[Given request]:
Copy every line of the data exactly, leaving nothing out.

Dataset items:
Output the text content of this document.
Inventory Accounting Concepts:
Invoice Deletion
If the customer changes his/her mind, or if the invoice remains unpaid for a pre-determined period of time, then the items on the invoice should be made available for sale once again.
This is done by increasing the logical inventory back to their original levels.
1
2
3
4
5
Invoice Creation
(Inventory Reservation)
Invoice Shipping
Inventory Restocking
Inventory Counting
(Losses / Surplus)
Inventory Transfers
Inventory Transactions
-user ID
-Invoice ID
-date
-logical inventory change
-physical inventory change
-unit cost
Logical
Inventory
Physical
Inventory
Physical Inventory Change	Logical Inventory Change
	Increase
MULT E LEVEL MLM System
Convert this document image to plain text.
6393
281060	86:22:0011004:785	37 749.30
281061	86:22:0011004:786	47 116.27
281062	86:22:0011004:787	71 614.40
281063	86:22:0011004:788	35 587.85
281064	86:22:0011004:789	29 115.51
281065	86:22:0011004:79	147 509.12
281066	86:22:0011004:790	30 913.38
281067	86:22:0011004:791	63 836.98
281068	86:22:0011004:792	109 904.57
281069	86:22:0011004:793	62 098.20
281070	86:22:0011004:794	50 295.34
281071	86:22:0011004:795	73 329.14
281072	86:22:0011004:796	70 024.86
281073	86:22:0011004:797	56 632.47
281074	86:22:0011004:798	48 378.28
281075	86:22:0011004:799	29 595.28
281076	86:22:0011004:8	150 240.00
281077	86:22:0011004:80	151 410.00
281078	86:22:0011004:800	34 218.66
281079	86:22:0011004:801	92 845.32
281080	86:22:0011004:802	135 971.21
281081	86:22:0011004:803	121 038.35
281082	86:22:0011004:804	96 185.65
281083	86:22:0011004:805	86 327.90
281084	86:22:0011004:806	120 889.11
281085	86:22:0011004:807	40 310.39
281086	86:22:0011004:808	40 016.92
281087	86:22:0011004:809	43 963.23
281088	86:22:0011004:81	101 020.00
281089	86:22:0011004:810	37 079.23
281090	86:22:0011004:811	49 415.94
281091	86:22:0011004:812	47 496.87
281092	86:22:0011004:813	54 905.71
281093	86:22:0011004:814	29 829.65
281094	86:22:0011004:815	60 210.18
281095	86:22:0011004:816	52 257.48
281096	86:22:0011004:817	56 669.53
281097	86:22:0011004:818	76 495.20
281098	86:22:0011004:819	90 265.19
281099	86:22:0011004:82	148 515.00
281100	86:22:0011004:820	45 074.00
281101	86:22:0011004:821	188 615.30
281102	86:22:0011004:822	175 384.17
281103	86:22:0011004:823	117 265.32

[Exercise output]:
Output the text content of this document.
Inventory Accounting Concepts:
Invoice Deletion
If the customer changes his/her mind, or if the invoice remains unpaid for a pre-determined period of time, then the items on the invoice should be made available for sale once again.
This is done by increasing the logical inventory back to their original levels.
1
2
3
4
5
Invoice Creation
(Inventory Reservation)
Invoice Shipping
Inventory Restocking
Inventory Counting
(Losses / Surplus)
Inventory Transfers
Inventory Transactions
-user ID
-Invoice ID
-date
-logical inventory change
-physical inventory change
-unit cost
Logical
Inventory
Physical
Inventory
Physical Inventory Change	Logical Inventory Change
	Increase
MULT E LEVEL MLM System
Convert this document image to plain text.
6393
281060	86:22:0011004:785	37 749.30
281061	86:22:0011004:786	47 116.27
281062	86:22:0011004:787	71 614.40
281063	86:22:0011004:788	35 587.85
281064	86:22:0011004:789	29 115.51
281065	86:22:0011004:79	147 509.12
281066	86:22:0011004:790	30 913.38
281067	86:22:0011004:791	63 836.98
281068	86:22:0011004:792	109 904.57
281069	86:22:0011004:793	62 098.20
281070	86:22:0011004:794	50 295.34
281071	86:22:0011004:795	73 329.14
281072	86:22:0011004:796	70 024.86
281073	86:22:0011004:797	56 632.47
281074	86:22:0011004:798	48 378.28
281075	86:22:0011004:799	29 595.28
281076	86:22:0011004:8	150 240.00
281077	86:22:0011004:80	151 410.00
281078	86:22:0011004:800	34 218.66
281079	86:22:0011004:801	92 845.32
281080	86:22:0011004:802	135 971.21
281081	86:22:0011004:803	121 038.35
281082	86:22:0011004:804	96 185.65
281083	86:22:0011004:805	86 327.90
281084	86:22:0011004:806	120 889.11
281085	86:22:0011004:807	40 310.39
281086	86:22:0011004:808	40 016.92
281087	86:22:0011004:809	43 963.23
281088	86:22:0011004:81	101 020.00
281089	86:22:0011004:810	37 079.23
281090	86:22:0011004:811	49 415.94
281091	86:22:0011004:812	47 496.87
281092	86:22:0011004:813	54 905.71
281093	86:22:0011004:814	29 829.65
281094	86:22:0011004:815	60 210.18
281095	86:22:0011004:816	52 257.48
281096	86:22:0011004:817	56 669.53
281097	86:22:0011004:818	76 495.20
281098	86:22:0011004:819	90 265.19
281099	86:22:0011004:82	148 515.00
281100	86:22:0011004:820	45 074.00
281101	86:22:0011004:821	188 615.30
281102	86:22:0011004:822	175 384.17
281103	86:22:0011004:823	117 265.32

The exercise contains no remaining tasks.